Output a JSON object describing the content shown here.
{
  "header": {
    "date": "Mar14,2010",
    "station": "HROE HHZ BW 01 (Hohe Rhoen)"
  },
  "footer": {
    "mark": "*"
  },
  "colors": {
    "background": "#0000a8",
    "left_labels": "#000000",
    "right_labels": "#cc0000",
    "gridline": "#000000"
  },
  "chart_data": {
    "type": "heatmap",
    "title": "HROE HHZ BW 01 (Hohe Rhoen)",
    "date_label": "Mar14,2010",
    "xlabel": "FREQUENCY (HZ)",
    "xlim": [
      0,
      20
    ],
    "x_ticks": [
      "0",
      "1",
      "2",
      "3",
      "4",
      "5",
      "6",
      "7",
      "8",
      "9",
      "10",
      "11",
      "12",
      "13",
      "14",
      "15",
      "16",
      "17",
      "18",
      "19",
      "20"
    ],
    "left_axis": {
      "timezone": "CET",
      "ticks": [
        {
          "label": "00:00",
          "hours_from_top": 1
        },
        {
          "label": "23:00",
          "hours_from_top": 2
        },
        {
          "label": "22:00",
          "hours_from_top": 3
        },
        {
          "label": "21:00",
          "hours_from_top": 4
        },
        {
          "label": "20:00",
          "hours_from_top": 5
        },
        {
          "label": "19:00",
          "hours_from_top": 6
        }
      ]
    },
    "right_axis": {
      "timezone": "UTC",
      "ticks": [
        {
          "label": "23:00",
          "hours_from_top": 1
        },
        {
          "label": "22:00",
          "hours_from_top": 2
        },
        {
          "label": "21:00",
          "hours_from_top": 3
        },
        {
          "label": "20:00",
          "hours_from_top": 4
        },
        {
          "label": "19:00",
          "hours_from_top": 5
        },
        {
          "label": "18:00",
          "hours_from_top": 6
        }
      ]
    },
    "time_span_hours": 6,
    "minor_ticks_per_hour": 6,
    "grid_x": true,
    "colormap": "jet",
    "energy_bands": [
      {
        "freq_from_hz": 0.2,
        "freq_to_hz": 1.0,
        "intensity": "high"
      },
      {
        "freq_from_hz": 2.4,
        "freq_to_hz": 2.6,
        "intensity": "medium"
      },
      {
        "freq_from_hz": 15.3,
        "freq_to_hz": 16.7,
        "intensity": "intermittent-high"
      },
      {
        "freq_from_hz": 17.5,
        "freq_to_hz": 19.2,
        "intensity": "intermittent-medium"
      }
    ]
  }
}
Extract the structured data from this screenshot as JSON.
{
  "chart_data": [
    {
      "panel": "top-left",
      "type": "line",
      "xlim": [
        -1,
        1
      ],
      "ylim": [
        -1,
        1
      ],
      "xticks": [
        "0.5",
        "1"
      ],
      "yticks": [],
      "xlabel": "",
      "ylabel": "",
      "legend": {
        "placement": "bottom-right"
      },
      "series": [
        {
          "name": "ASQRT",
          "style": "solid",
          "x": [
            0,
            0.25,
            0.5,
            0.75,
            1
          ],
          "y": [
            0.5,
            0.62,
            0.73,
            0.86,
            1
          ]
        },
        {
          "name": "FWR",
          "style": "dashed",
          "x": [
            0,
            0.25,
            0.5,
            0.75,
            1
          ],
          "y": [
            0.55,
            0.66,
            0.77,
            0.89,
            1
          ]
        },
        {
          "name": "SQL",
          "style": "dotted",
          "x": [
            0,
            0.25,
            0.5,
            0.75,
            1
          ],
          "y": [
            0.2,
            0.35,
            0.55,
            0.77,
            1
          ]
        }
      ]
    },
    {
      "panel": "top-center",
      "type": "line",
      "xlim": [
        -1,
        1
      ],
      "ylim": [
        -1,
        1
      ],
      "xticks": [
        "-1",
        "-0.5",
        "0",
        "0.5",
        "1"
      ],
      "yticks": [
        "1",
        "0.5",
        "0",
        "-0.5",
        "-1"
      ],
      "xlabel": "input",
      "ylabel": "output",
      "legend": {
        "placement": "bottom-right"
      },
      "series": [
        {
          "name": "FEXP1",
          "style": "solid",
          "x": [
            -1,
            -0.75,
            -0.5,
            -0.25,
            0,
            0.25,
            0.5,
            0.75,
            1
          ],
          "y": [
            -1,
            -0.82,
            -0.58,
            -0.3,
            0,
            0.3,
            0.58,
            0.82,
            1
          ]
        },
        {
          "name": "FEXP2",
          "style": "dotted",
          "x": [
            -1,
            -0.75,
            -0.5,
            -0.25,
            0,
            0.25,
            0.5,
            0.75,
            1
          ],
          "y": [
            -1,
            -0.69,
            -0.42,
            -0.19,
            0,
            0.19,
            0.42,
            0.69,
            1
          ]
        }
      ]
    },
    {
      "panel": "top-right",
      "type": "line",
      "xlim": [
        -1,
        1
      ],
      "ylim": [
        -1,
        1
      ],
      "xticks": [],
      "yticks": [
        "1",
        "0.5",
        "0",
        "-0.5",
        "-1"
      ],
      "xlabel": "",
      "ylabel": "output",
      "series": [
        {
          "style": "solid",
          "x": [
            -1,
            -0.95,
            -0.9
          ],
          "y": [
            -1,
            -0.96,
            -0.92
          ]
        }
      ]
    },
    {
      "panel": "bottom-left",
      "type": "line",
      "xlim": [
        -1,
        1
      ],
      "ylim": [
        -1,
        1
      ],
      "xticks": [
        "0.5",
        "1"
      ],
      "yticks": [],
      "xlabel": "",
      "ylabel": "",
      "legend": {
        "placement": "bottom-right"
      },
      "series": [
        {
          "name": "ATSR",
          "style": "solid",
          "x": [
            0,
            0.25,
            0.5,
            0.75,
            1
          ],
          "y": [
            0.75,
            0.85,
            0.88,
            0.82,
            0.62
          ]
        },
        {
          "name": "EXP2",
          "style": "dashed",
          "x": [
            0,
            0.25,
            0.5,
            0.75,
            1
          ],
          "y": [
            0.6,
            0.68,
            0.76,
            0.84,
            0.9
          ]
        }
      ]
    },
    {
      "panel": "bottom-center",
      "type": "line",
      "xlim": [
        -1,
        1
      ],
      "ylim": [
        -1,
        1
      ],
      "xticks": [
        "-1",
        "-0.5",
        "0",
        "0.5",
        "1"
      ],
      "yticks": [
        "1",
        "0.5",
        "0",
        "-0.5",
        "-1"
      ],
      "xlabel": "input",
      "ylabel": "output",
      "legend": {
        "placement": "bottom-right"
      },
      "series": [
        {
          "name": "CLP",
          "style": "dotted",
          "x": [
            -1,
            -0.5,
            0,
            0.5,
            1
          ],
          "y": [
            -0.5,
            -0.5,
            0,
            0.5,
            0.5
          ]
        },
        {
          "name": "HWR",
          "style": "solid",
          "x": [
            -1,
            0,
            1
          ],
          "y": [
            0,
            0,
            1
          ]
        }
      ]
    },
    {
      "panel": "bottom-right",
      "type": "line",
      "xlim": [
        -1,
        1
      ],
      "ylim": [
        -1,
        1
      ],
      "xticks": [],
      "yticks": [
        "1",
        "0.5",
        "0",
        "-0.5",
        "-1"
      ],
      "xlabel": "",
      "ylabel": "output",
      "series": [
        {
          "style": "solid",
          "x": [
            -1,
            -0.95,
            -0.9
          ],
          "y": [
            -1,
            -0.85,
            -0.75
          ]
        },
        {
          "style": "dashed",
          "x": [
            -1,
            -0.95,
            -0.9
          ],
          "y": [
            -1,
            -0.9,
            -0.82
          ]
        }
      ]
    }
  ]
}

# Task goal
Give all of the entries again, word for word.

# Full output
Output a JSON object describing the content shown here.
{
  "header": {
    "date": "Mar14,2010",
    "station": "HROE HHZ BW 01 (Hohe Rhoen)"
  },
  "footer": {
    "mark": "*"
  },
  "colors": {
    "background": "#0000a8",
    "left_labels": "#000000",
    "right_labels": "#cc0000",
    "gridline": "#000000"
  },
  "chart_data": {
    "type": "heatmap",
    "title": "HROE HHZ BW 01 (Hohe Rhoen)",
    "date_label": "Mar14,2010",
    "xlabel": "FREQUENCY (HZ)",
    "xlim": [
      0,
      20
    ],
    "x_ticks": [
      "0",
      "1",
      "2",
      "3",
      "4",
      "5",
      "6",
      "7",
      "8",
      "9",
      "10",
      "11",
      "12",
      "13",
      "14",
      "15",
      "16",
      "17",
      "18",
      "19",
      "20"
    ],
    "left_axis": {
      "timezone": "CET",
      "ticks": [
        {
          "label": "00:00",
          "hours_from_top": 1
        },
        {
          "label": "23:00",
          "hours_from_top": 2
        },
        {
          "label": "22:00",
          "hours_from_top": 3
        },
        {
          "label": "21:00",
          "hours_from_top": 4
        },
        {
          "label": "20:00",
          "hours_from_top": 5
        },
        {
          "label": "19:00",
          "hours_from_top": 6
        }
      ]
    },
    "right_axis": {
      "timezone": "UTC",
      "ticks": [
        {
          "label": "23:00",
          "hours_from_top": 1
        },
        {
          "label": "22:00",
          "hours_from_top": 2
        },
        {
          "label": "21:00",
          "hours_from_top": 3
        },
        {
          "label": "20:00",
          "hours_from_top": 4
        },
        {
          "label": "19:00",
          "hours_from_top": 5
        },
        {
          "label": "18:00",
          "hours_from_top": 6
        }
      ]
    },
    "time_span_hours": 6,
    "minor_ticks_per_hour": 6,
    "grid_x": true,
    "colormap": "jet",
    "energy_bands": [
      {
        "freq_from_hz": 0.2,
        "freq_to_hz": 1.0,
        "intensity": "high"
      },
      {
        "freq_from_hz": 2.4,
        "freq_to_hz": 2.6,
        "intensity": "medium"
      },
      {
        "freq_from_hz": 15.3,
        "freq_to_hz": 16.7,
        "intensity": "intermittent-high"
      },
      {
        "freq_from_hz": 17.5,
        "freq_to_hz": 19.2,
        "intensity": "intermittent-medium"
      }
    ]
  }
}
Extract the structured data from this screenshot as JSON.
{
  "chart_data": [
    {
      "panel": "top-left",
      "type": "line",
      "xlim": [
        -1,
        1
      ],
      "ylim": [
        -1,
        1
      ],
      "xticks": [
        "0.5",
        "1"
      ],
      "yticks": [],
      "xlabel": "",
      "ylabel": "",
      "legend": {
        "placement": "bottom-right"
      },
      "series": [
        {
          "name": "ASQRT",
          "style": "solid",
          "x": [
            0,
            0.25,
            0.5,
            0.75,
            1
          ],
          "y": [
            0.5,
            0.62,
            0.73,
            0.86,
            1
          ]
        },
        {
          "name": "FWR",
          "style": "dashed",
          "x": [
            0,
            0.25,
            0.5,
            0.75,
            1
          ],
          "y": [
            0.55,
            0.66,
            0.77,
            0.89,
            1
          ]
        },
        {
          "name": "SQL",
          "style": "dotted",
          "x": [
            0,
            0.25,
            0.5,
            0.75,
            1
          ],
          "y": [
            0.2,
            0.35,
            0.55,
            0.77,
            1
          ]
        }
      ]
    },
    {
      "panel": "top-center",
      "type": "line",
      "xlim": [
        -1,
        1
      ],
      "ylim": [
        -1,
        1
      ],
      "xticks": [
        "-1",
        "-0.5",
        "0",
        "0.5",
        "1"
      ],
      "yticks": [
        "1",
        "0.5",
        "0",
        "-0.5",
        "-1"
      ],
      "xlabel": "input",
      "ylabel": "output",
      "legend": {
        "placement": "bottom-right"
      },
      "series": [
        {
          "name": "FEXP1",
          "style": "solid",
          "x": [
            -1,
            -0.75,
            -0.5,
            -0.25,
            0,
            0.25,
            0.5,
            0.75,
            1
          ],
          "y": [
            -1,
            -0.82,
            -0.58,
            -0.3,
            0,
            0.3,
            0.58,
            0.82,
            1
          ]
        },
        {
          "name": "FEXP2",
          "style": "dotted",
          "x": [
            -1,
            -0.75,
            -0.5,
            -0.25,
            0,
            0.25,
            0.5,
            0.75,
            1
          ],
          "y": [
            -1,
            -0.69,
            -0.42,
            -0.19,
            0,
            0.19,
            0.42,
            0.69,
            1
          ]
        }
      ]
    },
    {
      "panel": "top-right",
      "type": "line",
      "xlim": [
        -1,
        1
      ],
      "ylim": [
        -1,
        1
      ],
      "xticks": [],
      "yticks": [
        "1",
        "0.5",
        "0",
        "-0.5",
        "-1"
      ],
      "xlabel": "",
      "ylabel": "output",
      "series": [
        {
          "style": "solid",
          "x": [
            -1,
            -0.95,
            -0.9
          ],
          "y": [
            -1,
            -0.96,
            -0.92
          ]
        }
      ]
    },
    {
      "panel": "bottom-left",
      "type": "line",
      "xlim": [
        -1,
        1
      ],
      "ylim": [
        -1,
        1
      ],
      "xticks": [
        "0.5",
        "1"
      ],
      "yticks": [],
      "xlabel": "",
      "ylabel": "",
      "legend": {
        "placement": "bottom-right"
      },
      "series": [
        {
          "name": "ATSR",
          "style": "solid",
          "x": [
            0,
            0.25,
            0.5,
            0.75,
            1
          ],
          "y": [
            0.75,
            0.85,
            0.88,
            0.82,
            0.62
          ]
        },
        {
          "name": "EXP2",
          "style": "dashed",
          "x": [
            0,
            0.25,
            0.5,
            0.75,
            1
          ],
          "y": [
            0.6,
            0.68,
            0.76,
            0.84,
            0.9
          ]
        }
      ]
    },
    {
      "panel": "bottom-center",
      "type": "line",
      "xlim": [
        -1,
        1
      ],
      "ylim": [
        -1,
        1
      ],
      "xticks": [
        "-1",
        "-0.5",
        "0",
        "0.5",
        "1"
      ],
      "yticks": [
        "1",
        "0.5",
        "0",
        "-0.5",
        "-1"
      ],
      "xlabel": "input",
      "ylabel": "output",
      "legend": {
        "placement": "bottom-right"
      },
      "series": [
        {
          "name": "CLP",
          "style": "dotted",
          "x": [
            -1,
            -0.5,
            0,
            0.5,
            1
          ],
          "y": [
            -0.5,
            -0.5,
            0,
            0.5,
            0.5
          ]
        },
        {
          "name": "HWR",
          "style": "solid",
          "x": [
            -1,
            0,
            1
          ],
          "y": [
            0,
            0,
            1
          ]
        }
      ]
    },
    {
      "panel": "bottom-right",
      "type": "line",
      "xlim": [
        -1,
        1
      ],
      "ylim": [
        -1,
        1
      ],
      "xticks": [],
      "yticks": [
        "1",
        "0.5",
        "0",
        "-0.5",
        "-1"
      ],
      "xlabel": "",
      "ylabel": "output",
      "series": [
        {
          "style": "solid",
          "x": [
            -1,
            -0.95,
            -0.9
          ],
          "y": [
            -1,
            -0.85,
            -0.75
          ]
        },
        {
          "style": "dashed",
          "x": [
            -1,
            -0.95,
            -0.9
          ],
          "y": [
            -1,
            -0.9,
            -0.82
          ]
        }
      ]
    }
  ]
}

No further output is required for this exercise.